* _What this task involves_:
List all lines of the data containing the word "name".

* _Dataset records_:
##############################

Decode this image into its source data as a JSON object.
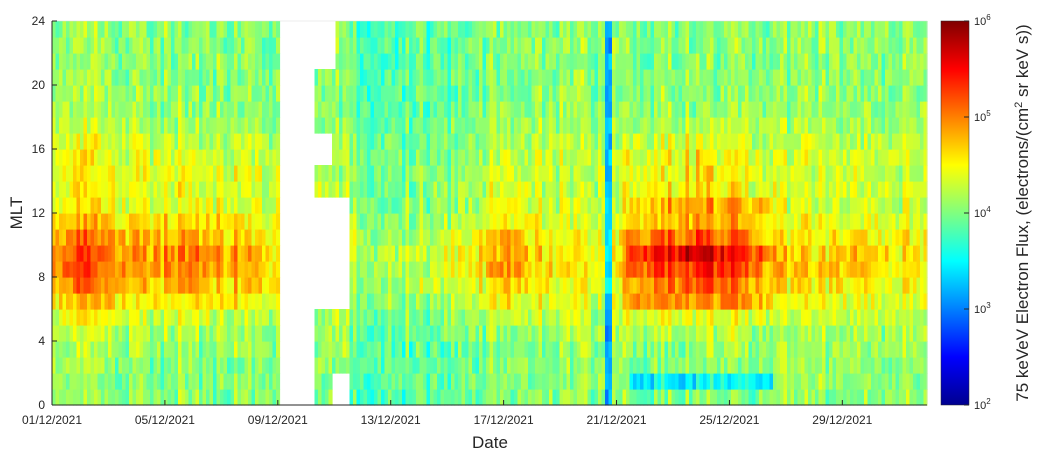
{
  "chart_data": {
    "type": "heatmap",
    "title": "",
    "xlabel": "Date",
    "ylabel": "MLT",
    "colorbar_label_parts": [
      "75 keVeV Electron Flux, (electrons/(cm",
      "2",
      " sr keV s))"
    ],
    "x_start": "2021-12-01",
    "x_end": "2022-01-01",
    "x_ticks": [
      "01/12/2021",
      "05/12/2021",
      "09/12/2021",
      "13/12/2021",
      "17/12/2021",
      "21/12/2021",
      "25/12/2021",
      "29/12/2021"
    ],
    "y_range": [
      0,
      24
    ],
    "y_ticks": [
      "0",
      "4",
      "8",
      "12",
      "16",
      "20",
      "24"
    ],
    "colorbar": {
      "scale": "log",
      "range": [
        100,
        1000000
      ],
      "ticks": [
        {
          "base": "10",
          "exp": "2"
        },
        {
          "base": "10",
          "exp": "3"
        },
        {
          "base": "10",
          "exp": "4"
        },
        {
          "base": "10",
          "exp": "5"
        },
        {
          "base": "10",
          "exp": "6"
        }
      ],
      "colormap": "jet"
    },
    "data_gaps": [
      {
        "from": "2021-12-09",
        "to": "2021-12-10.2"
      },
      {
        "from": "2021-12-10.2",
        "to": "2021-12-11.5",
        "note": "partial"
      }
    ],
    "flux_log10_profile": {
      "description": "log10 flux by day (keyframes, day offset from 01/12) and MLT hour",
      "days": [
        0,
        1,
        2,
        3,
        4,
        5,
        6,
        7,
        8,
        11.5,
        13,
        15,
        16,
        17,
        18,
        19,
        20,
        20.5,
        21,
        22,
        23,
        24,
        25,
        26,
        27,
        28,
        29,
        30,
        31
      ],
      "mlt": [
        0,
        2,
        4,
        6,
        8,
        10,
        12,
        14,
        16,
        18,
        20,
        22,
        24
      ]
    }
  }
}
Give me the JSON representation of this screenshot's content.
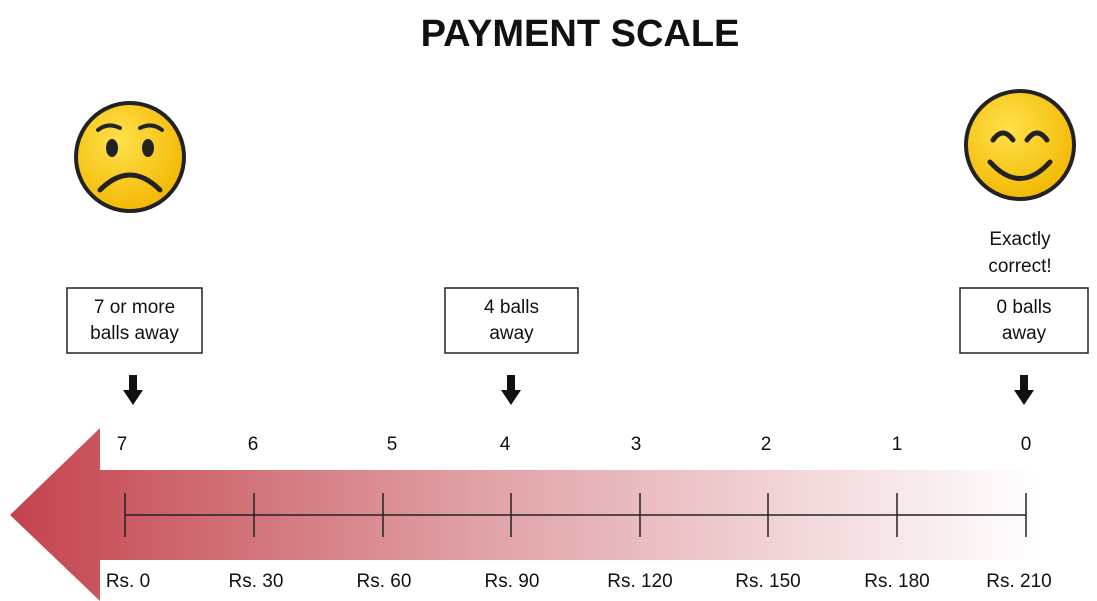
{
  "title": "PAYMENT SCALE",
  "boxes": [
    {
      "lines": [
        "7 or more",
        "balls away"
      ]
    },
    {
      "lines": [
        "4 balls",
        "away"
      ]
    },
    {
      "lines": [
        "0 balls",
        "away"
      ]
    }
  ],
  "caption": [
    "Exactly",
    "correct!"
  ],
  "scale": {
    "balls": [
      "7",
      "6",
      "5",
      "4",
      "3",
      "2",
      "1",
      "0"
    ],
    "payments": [
      "Rs. 0",
      "Rs. 30",
      "Rs. 60",
      "Rs. 90",
      "Rs. 120",
      "Rs. 150",
      "Rs. 180",
      "Rs. 210"
    ]
  }
}
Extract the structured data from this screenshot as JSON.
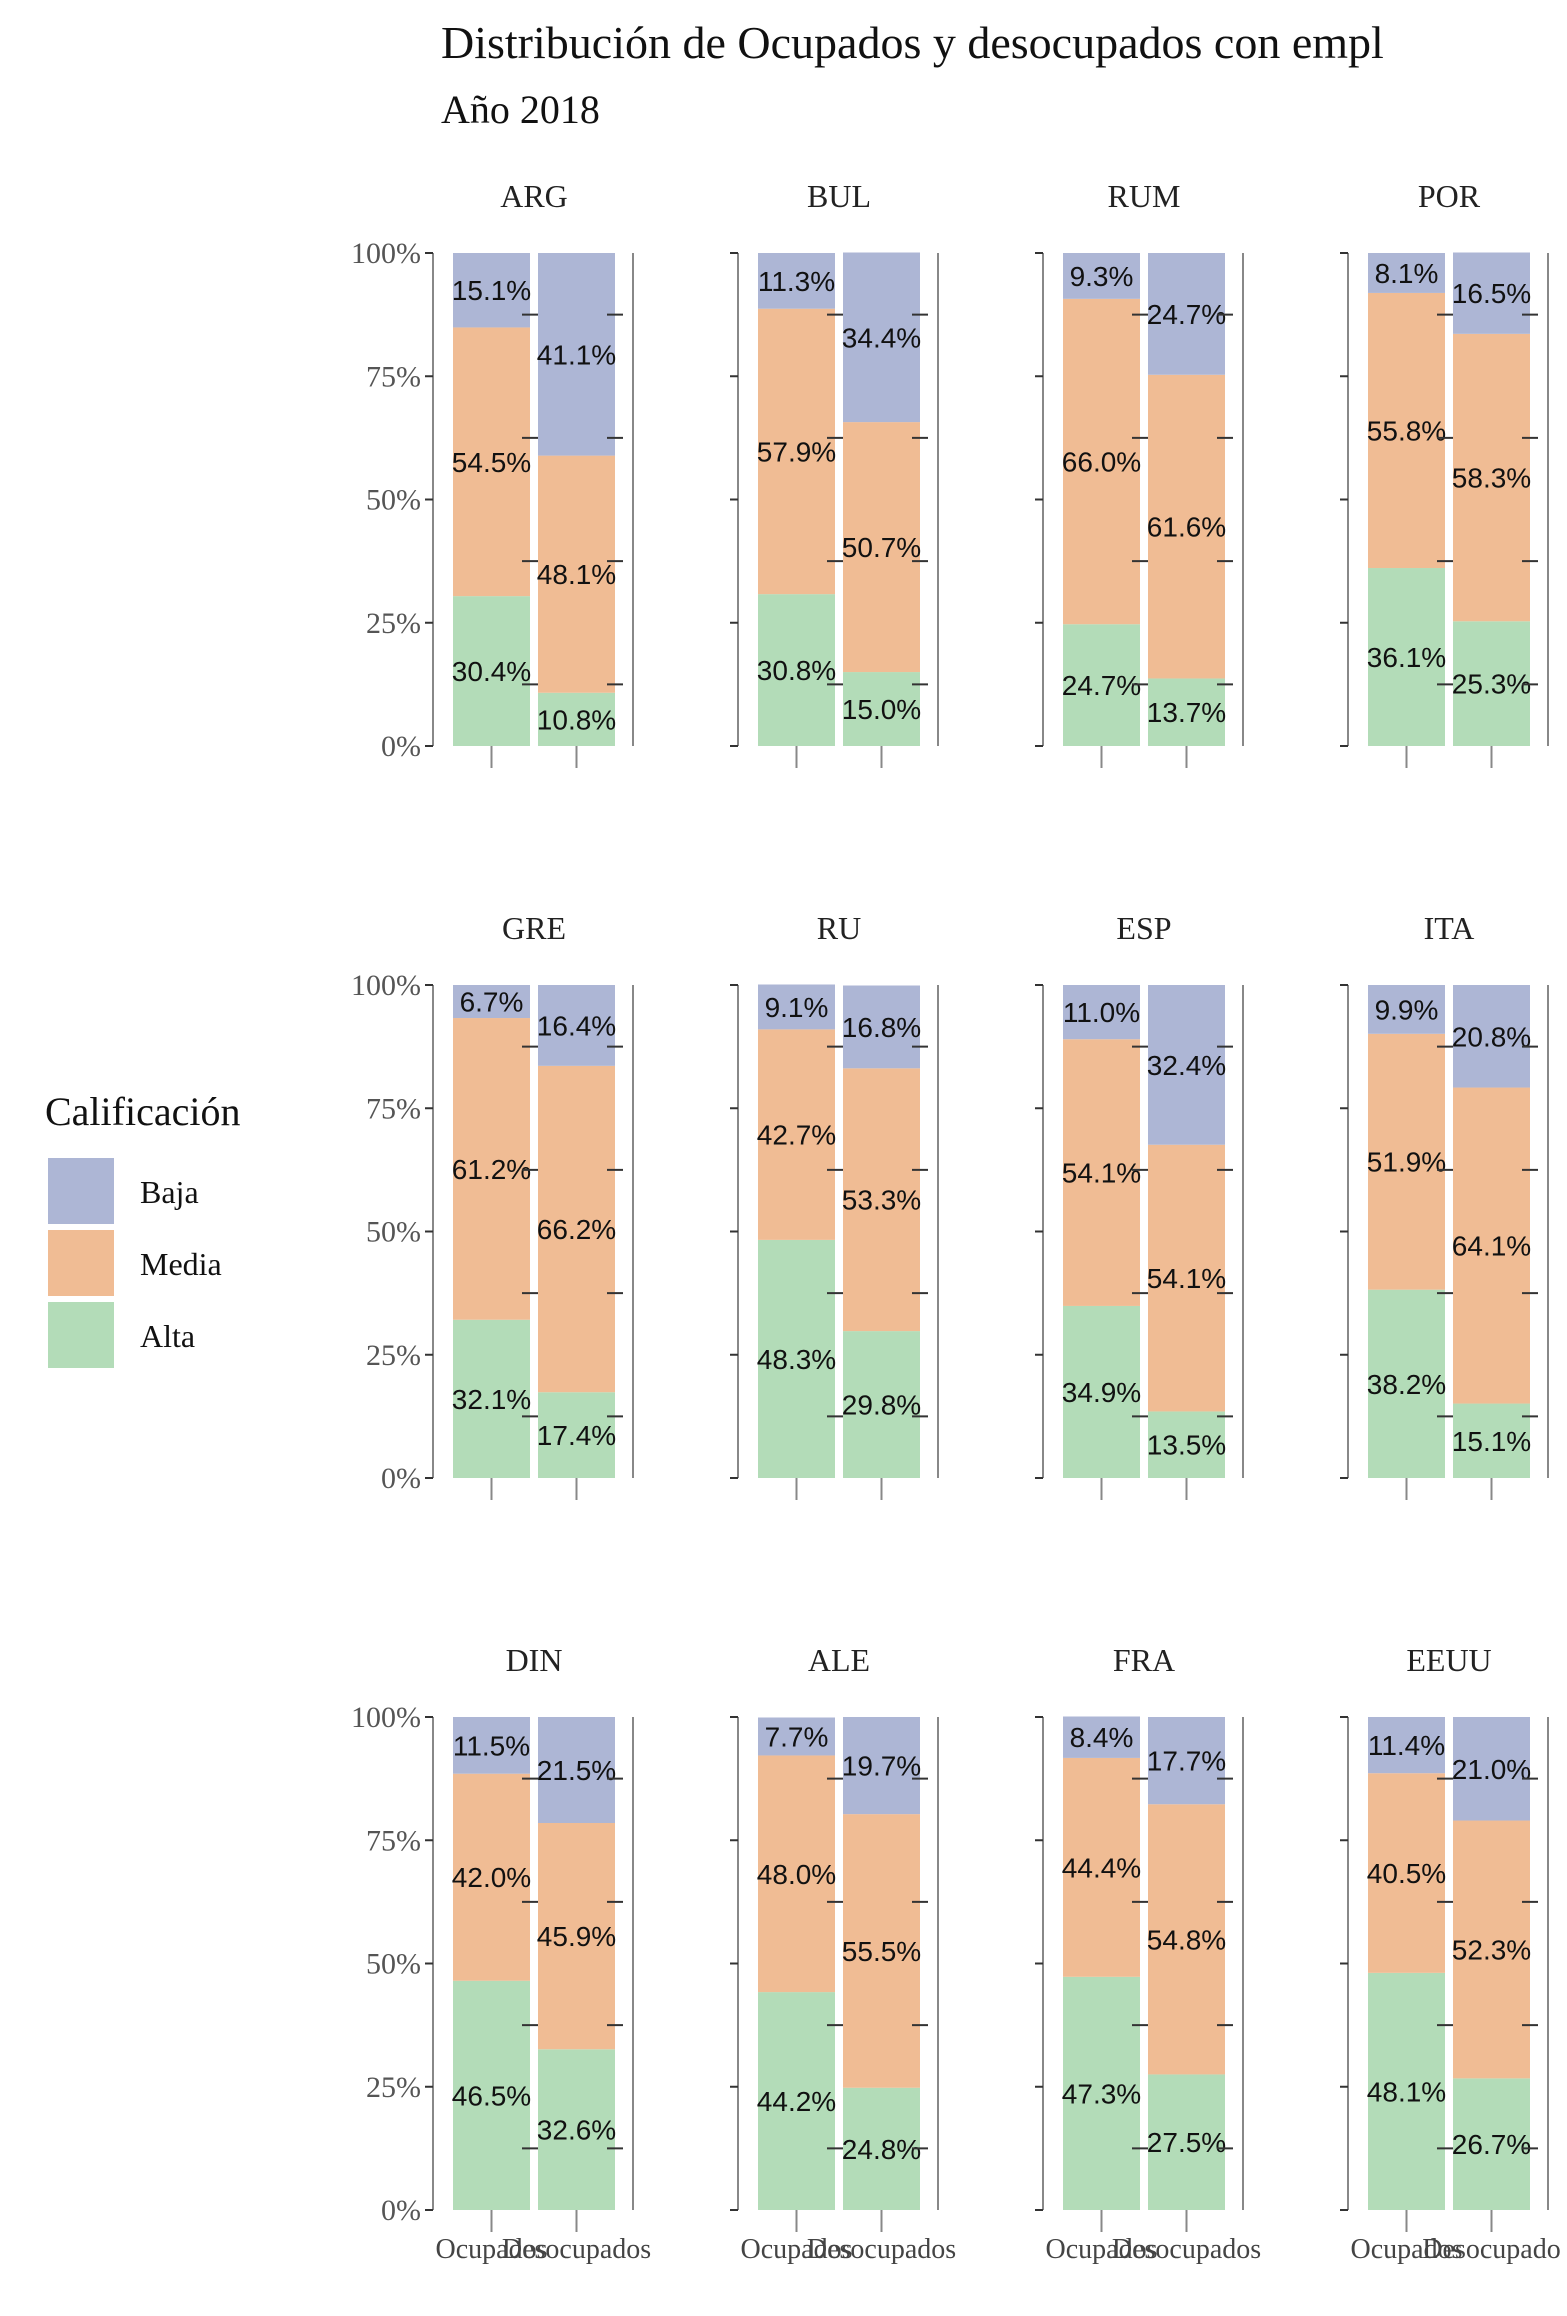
{
  "chart_data": {
    "type": "bar",
    "stacked": true,
    "title": "Distribución de Ocupados y desocupados con empl",
    "subtitle": "Año 2018",
    "categories": [
      "Ocupados",
      "Desocupados"
    ],
    "ylim": [
      0,
      100
    ],
    "y_ticks": [
      "0%",
      "25%",
      "50%",
      "75%",
      "100%"
    ],
    "x_tick_labels": [
      "Ocupados",
      "Desocupados",
      "Ocupados",
      "Desocupados",
      "Ocupados",
      "Desocupados",
      "Ocupados",
      "Desocupado"
    ],
    "legend": {
      "title": "Calificación",
      "position": "left",
      "items": [
        {
          "label": "Baja",
          "color": "#adb6d5"
        },
        {
          "label": "Media",
          "color": "#f0bc94"
        },
        {
          "label": "Alta",
          "color": "#b3dcb8"
        }
      ]
    },
    "series_order": [
      "Alta",
      "Media",
      "Baja"
    ],
    "colors": {
      "Baja": "#adb6d5",
      "Media": "#f0bc94",
      "Alta": "#b3dcb8"
    },
    "facets": [
      {
        "name": "ARG",
        "bars": [
          {
            "category": "Ocupados",
            "Alta": 30.4,
            "Media": 54.5,
            "Baja": 15.1,
            "labels": {
              "Alta": "30.4%",
              "Media": "54.5%",
              "Baja": "15.1%"
            }
          },
          {
            "category": "Desocupados",
            "Alta": 10.8,
            "Media": 48.1,
            "Baja": 41.1,
            "labels": {
              "Alta": "10.8%",
              "Media": "48.1%",
              "Baja": "41.1%"
            }
          }
        ]
      },
      {
        "name": "BUL",
        "bars": [
          {
            "category": "Ocupados",
            "Alta": 30.8,
            "Media": 57.9,
            "Baja": 11.3,
            "labels": {
              "Alta": "30.8%",
              "Media": "57.9%",
              "Baja": "11.3%"
            }
          },
          {
            "category": "Desocupados",
            "Alta": 15.0,
            "Media": 50.7,
            "Baja": 34.4,
            "labels": {
              "Alta": "15.0%",
              "Media": "50.7%",
              "Baja": "34.4%"
            }
          }
        ]
      },
      {
        "name": "RUM",
        "bars": [
          {
            "category": "Ocupados",
            "Alta": 24.7,
            "Media": 66.0,
            "Baja": 9.3,
            "labels": {
              "Alta": "24.7%",
              "Media": "66.0%",
              "Baja": "9.3%"
            }
          },
          {
            "category": "Desocupados",
            "Alta": 13.7,
            "Media": 61.6,
            "Baja": 24.7,
            "labels": {
              "Alta": "13.7%",
              "Media": "61.6%",
              "Baja": "24.7%"
            }
          }
        ]
      },
      {
        "name": "POR",
        "bars": [
          {
            "category": "Ocupados",
            "Alta": 36.1,
            "Media": 55.8,
            "Baja": 8.1,
            "labels": {
              "Alta": "36.1%",
              "Media": "55.8%",
              "Baja": "8.1%"
            }
          },
          {
            "category": "Desocupados",
            "Alta": 25.3,
            "Media": 58.3,
            "Baja": 16.5,
            "labels": {
              "Alta": "25.3%",
              "Media": "58.3%",
              "Baja": "16.5%"
            }
          }
        ]
      },
      {
        "name": "GRE",
        "bars": [
          {
            "category": "Ocupados",
            "Alta": 32.1,
            "Media": 61.2,
            "Baja": 6.7,
            "labels": {
              "Alta": "32.1%",
              "Media": "61.2%",
              "Baja": "6.7%"
            }
          },
          {
            "category": "Desocupados",
            "Alta": 17.4,
            "Media": 66.2,
            "Baja": 16.4,
            "labels": {
              "Alta": "17.4%",
              "Media": "66.2%",
              "Baja": "16.4%"
            }
          }
        ]
      },
      {
        "name": "RU",
        "bars": [
          {
            "category": "Ocupados",
            "Alta": 48.3,
            "Media": 42.7,
            "Baja": 9.1,
            "labels": {
              "Alta": "48.3%",
              "Media": "42.7%",
              "Baja": "9.1%"
            }
          },
          {
            "category": "Desocupados",
            "Alta": 29.8,
            "Media": 53.3,
            "Baja": 16.8,
            "labels": {
              "Alta": "29.8%",
              "Media": "53.3%",
              "Baja": "16.8%"
            }
          }
        ]
      },
      {
        "name": "ESP",
        "bars": [
          {
            "category": "Ocupados",
            "Alta": 34.9,
            "Media": 54.1,
            "Baja": 11.0,
            "labels": {
              "Alta": "34.9%",
              "Media": "54.1%",
              "Baja": "11.0%"
            }
          },
          {
            "category": "Desocupados",
            "Alta": 13.5,
            "Media": 54.1,
            "Baja": 32.4,
            "labels": {
              "Alta": "13.5%",
              "Media": "54.1%",
              "Baja": "32.4%"
            }
          }
        ]
      },
      {
        "name": "ITA",
        "bars": [
          {
            "category": "Ocupados",
            "Alta": 38.2,
            "Media": 51.9,
            "Baja": 9.9,
            "labels": {
              "Alta": "38.2%",
              "Media": "51.9%",
              "Baja": "9.9%"
            }
          },
          {
            "category": "Desocupados",
            "Alta": 15.1,
            "Media": 64.1,
            "Baja": 20.8,
            "labels": {
              "Alta": "15.1%",
              "Media": "64.1%",
              "Baja": "20.8%"
            }
          }
        ]
      },
      {
        "name": "DIN",
        "bars": [
          {
            "category": "Ocupados",
            "Alta": 46.5,
            "Media": 42.0,
            "Baja": 11.5,
            "labels": {
              "Alta": "46.5%",
              "Media": "42.0%",
              "Baja": "11.5%"
            }
          },
          {
            "category": "Desocupados",
            "Alta": 32.6,
            "Media": 45.9,
            "Baja": 21.5,
            "labels": {
              "Alta": "32.6%",
              "Media": "45.9%",
              "Baja": "21.5%"
            }
          }
        ]
      },
      {
        "name": "ALE",
        "bars": [
          {
            "category": "Ocupados",
            "Alta": 44.2,
            "Media": 48.0,
            "Baja": 7.7,
            "labels": {
              "Alta": "44.2%",
              "Media": "48.0%",
              "Baja": "7.7%"
            }
          },
          {
            "category": "Desocupados",
            "Alta": 24.8,
            "Media": 55.5,
            "Baja": 19.7,
            "labels": {
              "Alta": "24.8%",
              "Media": "55.5%",
              "Baja": "19.7%"
            }
          }
        ]
      },
      {
        "name": "FRA",
        "bars": [
          {
            "category": "Ocupados",
            "Alta": 47.3,
            "Media": 44.4,
            "Baja": 8.4,
            "labels": {
              "Alta": "47.3%",
              "Media": "44.4%",
              "Baja": "8.4%"
            }
          },
          {
            "category": "Desocupados",
            "Alta": 27.5,
            "Media": 54.8,
            "Baja": 17.7,
            "labels": {
              "Alta": "27.5%",
              "Media": "54.8%",
              "Baja": "17.7%"
            }
          }
        ]
      },
      {
        "name": "EEUU",
        "bars": [
          {
            "category": "Ocupados",
            "Alta": 48.1,
            "Media": 40.5,
            "Baja": 11.4,
            "labels": {
              "Alta": "48.1%",
              "Media": "40.5%",
              "Baja": "11.4%"
            }
          },
          {
            "category": "Desocupados",
            "Alta": 26.7,
            "Media": 52.3,
            "Baja": 21.0,
            "labels": {
              "Alta": "26.7%",
              "Media": "52.3%",
              "Baja": "21.0%"
            }
          }
        ]
      }
    ]
  }
}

##############################

* _Result of this exercise_:
        "name": "ARG",
        "name": "BUL",
        "name": "RUM",
        "name": "POR",
        "name": "GRE",
        "name": "RU",
        "name": "ESP",
        "name": "ITA",
        "name": "DIN",
        "name": "ALE",
        "name": "FRA",
        "name": "EEUU",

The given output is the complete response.